--- SUPPLIED MATERIAL ---

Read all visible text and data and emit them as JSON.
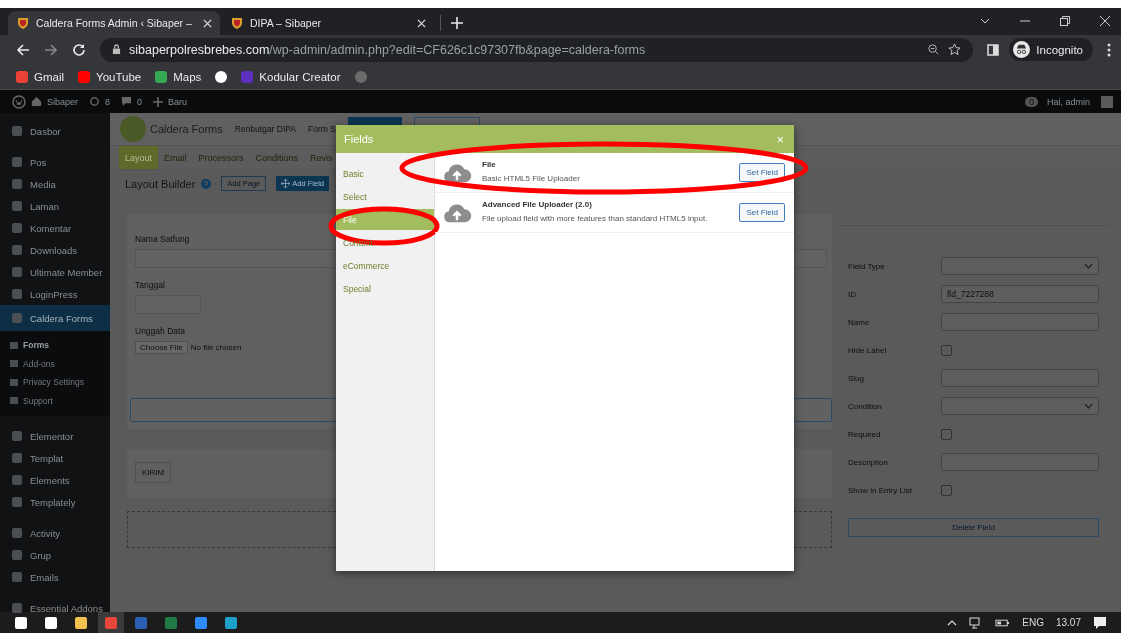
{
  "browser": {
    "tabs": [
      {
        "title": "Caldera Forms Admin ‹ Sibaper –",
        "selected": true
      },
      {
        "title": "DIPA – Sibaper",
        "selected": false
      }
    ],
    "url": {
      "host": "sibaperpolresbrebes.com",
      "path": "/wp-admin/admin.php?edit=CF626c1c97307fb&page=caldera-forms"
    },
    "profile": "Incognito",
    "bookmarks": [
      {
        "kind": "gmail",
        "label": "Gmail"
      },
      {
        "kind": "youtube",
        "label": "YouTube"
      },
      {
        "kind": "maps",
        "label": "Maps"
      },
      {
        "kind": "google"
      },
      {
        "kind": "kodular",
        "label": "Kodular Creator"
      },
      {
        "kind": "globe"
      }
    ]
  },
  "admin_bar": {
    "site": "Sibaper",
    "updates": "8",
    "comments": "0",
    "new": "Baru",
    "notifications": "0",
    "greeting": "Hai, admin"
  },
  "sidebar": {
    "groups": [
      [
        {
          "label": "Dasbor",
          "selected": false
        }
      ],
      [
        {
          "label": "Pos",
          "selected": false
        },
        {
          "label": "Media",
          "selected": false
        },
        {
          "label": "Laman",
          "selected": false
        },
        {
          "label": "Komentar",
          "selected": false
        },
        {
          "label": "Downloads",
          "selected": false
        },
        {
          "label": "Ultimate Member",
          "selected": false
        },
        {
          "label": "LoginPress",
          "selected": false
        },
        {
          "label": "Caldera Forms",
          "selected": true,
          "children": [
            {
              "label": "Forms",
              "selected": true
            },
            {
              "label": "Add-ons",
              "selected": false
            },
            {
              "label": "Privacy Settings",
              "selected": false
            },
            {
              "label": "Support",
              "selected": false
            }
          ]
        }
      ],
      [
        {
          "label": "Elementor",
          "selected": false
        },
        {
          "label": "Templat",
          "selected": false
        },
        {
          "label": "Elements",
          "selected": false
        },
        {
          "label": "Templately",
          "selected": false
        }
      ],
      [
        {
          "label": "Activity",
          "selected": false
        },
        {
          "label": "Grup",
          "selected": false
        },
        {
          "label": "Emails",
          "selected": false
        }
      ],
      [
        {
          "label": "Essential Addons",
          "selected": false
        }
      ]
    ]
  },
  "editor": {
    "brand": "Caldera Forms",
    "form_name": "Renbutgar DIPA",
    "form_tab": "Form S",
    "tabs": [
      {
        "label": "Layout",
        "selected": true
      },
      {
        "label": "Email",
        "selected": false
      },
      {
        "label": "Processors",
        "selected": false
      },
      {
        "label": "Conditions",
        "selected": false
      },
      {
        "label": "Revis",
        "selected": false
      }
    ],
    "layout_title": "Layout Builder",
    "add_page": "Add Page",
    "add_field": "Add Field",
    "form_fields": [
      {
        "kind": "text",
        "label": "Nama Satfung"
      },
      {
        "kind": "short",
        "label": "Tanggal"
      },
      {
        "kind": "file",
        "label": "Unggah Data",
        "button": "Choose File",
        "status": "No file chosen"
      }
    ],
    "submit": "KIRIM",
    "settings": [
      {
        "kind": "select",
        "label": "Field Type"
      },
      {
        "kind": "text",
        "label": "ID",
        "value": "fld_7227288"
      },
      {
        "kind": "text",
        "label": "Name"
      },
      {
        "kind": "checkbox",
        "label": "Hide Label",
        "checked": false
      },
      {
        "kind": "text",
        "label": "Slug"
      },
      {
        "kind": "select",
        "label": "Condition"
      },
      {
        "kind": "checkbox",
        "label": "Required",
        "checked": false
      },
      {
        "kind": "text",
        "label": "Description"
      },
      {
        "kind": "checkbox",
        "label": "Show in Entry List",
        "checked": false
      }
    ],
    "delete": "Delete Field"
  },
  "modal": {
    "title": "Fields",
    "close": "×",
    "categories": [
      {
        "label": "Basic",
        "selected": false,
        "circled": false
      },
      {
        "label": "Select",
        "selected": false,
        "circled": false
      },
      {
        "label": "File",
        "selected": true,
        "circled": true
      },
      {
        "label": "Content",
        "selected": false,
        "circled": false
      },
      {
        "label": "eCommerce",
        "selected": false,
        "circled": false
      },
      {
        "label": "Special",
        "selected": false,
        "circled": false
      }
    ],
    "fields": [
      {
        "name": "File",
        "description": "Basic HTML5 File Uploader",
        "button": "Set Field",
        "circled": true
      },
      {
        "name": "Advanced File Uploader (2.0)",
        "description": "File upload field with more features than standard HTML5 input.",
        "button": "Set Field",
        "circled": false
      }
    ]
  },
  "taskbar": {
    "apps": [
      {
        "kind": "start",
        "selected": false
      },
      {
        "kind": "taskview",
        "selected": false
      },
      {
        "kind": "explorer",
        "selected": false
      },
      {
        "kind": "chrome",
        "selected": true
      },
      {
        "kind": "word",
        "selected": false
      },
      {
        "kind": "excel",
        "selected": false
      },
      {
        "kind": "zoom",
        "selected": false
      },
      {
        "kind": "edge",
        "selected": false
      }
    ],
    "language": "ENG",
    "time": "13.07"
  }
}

---

• **EXERCISE**:
With the pictures omitted, reproduce the records in full and exactly.

• **RESPONSE TO THE TASK**:
Read all visible text and data and emit them as JSON.
{
  "browser": {
    "tabs": [
      {
        "title": "Caldera Forms Admin ‹ Sibaper –",
        "selected": true
      },
      {
        "title": "DIPA – Sibaper",
        "selected": false
      }
    ],
    "url": {
      "host": "sibaperpolresbrebes.com",
      "path": "/wp-admin/admin.php?edit=CF626c1c97307fb&page=caldera-forms"
    },
    "profile": "Incognito",
    "bookmarks": [
      {
        "kind": "gmail",
        "label": "Gmail"
      },
      {
        "kind": "youtube",
        "label": "YouTube"
      },
      {
        "kind": "maps",
        "label": "Maps"
      },
      {
        "kind": "google"
      },
      {
        "kind": "kodular",
        "label": "Kodular Creator"
      },
      {
        "kind": "globe"
      }
    ]
  },
  "admin_bar": {
    "site": "Sibaper",
    "updates": "8",
    "comments": "0",
    "new": "Baru",
    "notifications": "0",
    "greeting": "Hai, admin"
  },
  "sidebar": {
    "groups": [
      [
        {
          "label": "Dasbor",
          "selected": false
        }
      ],
      [
        {
          "label": "Pos",
          "selected": false
        },
        {
          "label": "Media",
          "selected": false
        },
        {
          "label": "Laman",
          "selected": false
        },
        {
          "label": "Komentar",
          "selected": false
        },
        {
          "label": "Downloads",
          "selected": false
        },
        {
          "label": "Ultimate Member",
          "selected": false
        },
        {
          "label": "LoginPress",
          "selected": false
        },
        {
          "label": "Caldera Forms",
          "selected": true,
          "children": [
            {
              "label": "Forms",
              "selected": true
            },
            {
              "label": "Add-ons",
              "selected": false
            },
            {
              "label": "Privacy Settings",
              "selected": false
            },
            {
              "label": "Support",
              "selected": false
            }
          ]
        }
      ],
      [
        {
          "label": "Elementor",
          "selected": false
        },
        {
          "label": "Templat",
          "selected": false
        },
        {
          "label": "Elements",
          "selected": false
        },
        {
          "label": "Templately",
          "selected": false
        }
      ],
      [
        {
          "label": "Activity",
          "selected": false
        },
        {
          "label": "Grup",
          "selected": false
        },
        {
          "label": "Emails",
          "selected": false
        }
      ],
      [
        {
          "label": "Essential Addons",
          "selected": false
        }
      ]
    ]
  },
  "editor": {
    "brand": "Caldera Forms",
    "form_name": "Renbutgar DIPA",
    "form_tab": "Form S",
    "tabs": [
      {
        "label": "Layout",
        "selected": true
      },
      {
        "label": "Email",
        "selected": false
      },
      {
        "label": "Processors",
        "selected": false
      },
      {
        "label": "Conditions",
        "selected": false
      },
      {
        "label": "Revis",
        "selected": false
      }
    ],
    "layout_title": "Layout Builder",
    "add_page": "Add Page",
    "add_field": "Add Field",
    "form_fields": [
      {
        "kind": "text",
        "label": "Nama Satfung"
      },
      {
        "kind": "short",
        "label": "Tanggal"
      },
      {
        "kind": "file",
        "label": "Unggah Data",
        "button": "Choose File",
        "status": "No file chosen"
      }
    ],
    "submit": "KIRIM",
    "settings": [
      {
        "kind": "select",
        "label": "Field Type"
      },
      {
        "kind": "text",
        "label": "ID",
        "value": "fld_7227288"
      },
      {
        "kind": "text",
        "label": "Name"
      },
      {
        "kind": "checkbox",
        "label": "Hide Label",
        "checked": false
      },
      {
        "kind": "text",
        "label": "Slug"
      },
      {
        "kind": "select",
        "label": "Condition"
      },
      {
        "kind": "checkbox",
        "label": "Required",
        "checked": false
      },
      {
        "kind": "text",
        "label": "Description"
      },
      {
        "kind": "checkbox",
        "label": "Show in Entry List",
        "checked": false
      }
    ],
    "delete": "Delete Field"
  },
  "modal": {
    "title": "Fields",
    "close": "×",
    "categories": [
      {
        "label": "Basic",
        "selected": false,
        "circled": false
      },
      {
        "label": "Select",
        "selected": false,
        "circled": false
      },
      {
        "label": "File",
        "selected": true,
        "circled": true
      },
      {
        "label": "Content",
        "selected": false,
        "circled": false
      },
      {
        "label": "eCommerce",
        "selected": false,
        "circled": false
      },
      {
        "label": "Special",
        "selected": false,
        "circled": false
      }
    ],
    "fields": [
      {
        "name": "File",
        "description": "Basic HTML5 File Uploader",
        "button": "Set Field",
        "circled": true
      },
      {
        "name": "Advanced File Uploader (2.0)",
        "description": "File upload field with more features than standard HTML5 input.",
        "button": "Set Field",
        "circled": false
      }
    ]
  },
  "taskbar": {
    "apps": [
      {
        "kind": "start",
        "selected": false
      },
      {
        "kind": "taskview",
        "selected": false
      },
      {
        "kind": "explorer",
        "selected": false
      },
      {
        "kind": "chrome",
        "selected": true
      },
      {
        "kind": "word",
        "selected": false
      },
      {
        "kind": "excel",
        "selected": false
      },
      {
        "kind": "zoom",
        "selected": false
      },
      {
        "kind": "edge",
        "selected": false
      }
    ],
    "language": "ENG",
    "time": "13.07"
  }
}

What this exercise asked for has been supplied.